(Dataset excerpt)

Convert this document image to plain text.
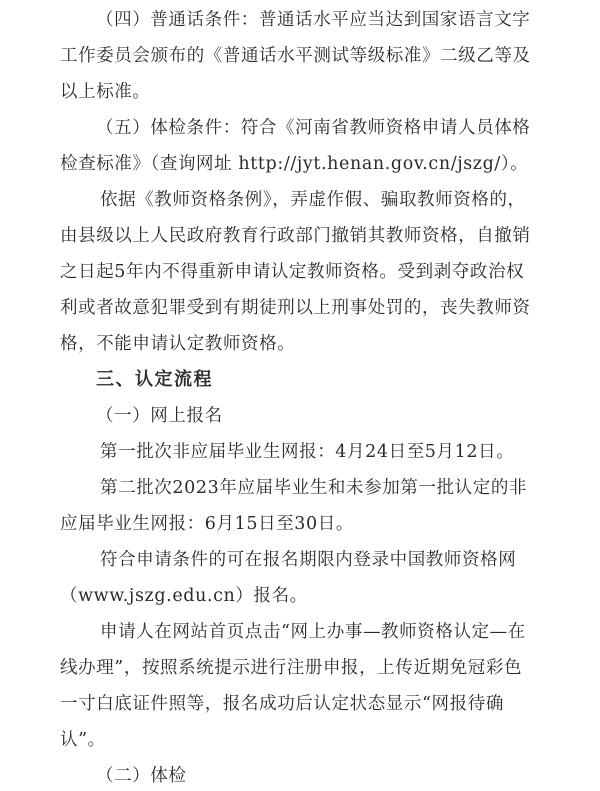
（四）普通话条件：普通话水平应当达到国家语言文字
工作委员会颁布的《普通话水平测试等级标准》二级乙等及
以上标准。
（五）体检条件：符合《河南省教师资格申请人员体格
检查标准》（查询网址 http://jyt.henan.gov.cn/jszg/）。
依据《教师资格条例》，弄虚作假、骗取教师资格的，
由县级以上人民政府教育行政部门撤销其教师资格，自撤销
之日起5年内不得重新申请认定教师资格。受到剥夺政治权
利或者故意犯罪受到有期徒刑以上刑事处罚的，丧失教师资
格，不能申请认定教师资格。
三、认定流程
（一）网上报名
第一批次非应届毕业生网报：4月24日至5月12日。
第二批次2023年应届毕业生和未参加第一批认定的非
应届毕业生网报：6月15日至30日。
符合申请条件的可在报名期限内登录中国教师资格网
（www.jszg.edu.cn）报名。
申请人在网站首页点击“网上办事—教师资格认定—在
线办理”，按照系统提示进行注册申报，上传近期免冠彩色
一寸白底证件照等，报名成功后认定状态显示“网报待确
认”。
（二）体检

[What you have to do]:
Quote the material exactly. Pictures stay out.

[Solution]:
Convert this document image to plain text.
（四）普通话条件：普通话水平应当达到国家语言文字
工作委员会颁布的《普通话水平测试等级标准》二级乙等及
以上标准。
（五）体检条件：符合《河南省教师资格申请人员体格
检查标准》（查询网址 http://jyt.henan.gov.cn/jszg/）。
依据《教师资格条例》，弄虚作假、骗取教师资格的，
由县级以上人民政府教育行政部门撤销其教师资格，自撤销
之日起5年内不得重新申请认定教师资格。受到剥夺政治权
利或者故意犯罪受到有期徒刑以上刑事处罚的，丧失教师资
格，不能申请认定教师资格。
三、认定流程
（一）网上报名
第一批次非应届毕业生网报：4月24日至5月12日。
第二批次2023年应届毕业生和未参加第一批认定的非
应届毕业生网报：6月15日至30日。
符合申请条件的可在报名期限内登录中国教师资格网
（www.jszg.edu.cn）报名。
申请人在网站首页点击“网上办事—教师资格认定—在
线办理”，按照系统提示进行注册申报，上传近期免冠彩色
一寸白底证件照等，报名成功后认定状态显示“网报待确
认”。
（二）体检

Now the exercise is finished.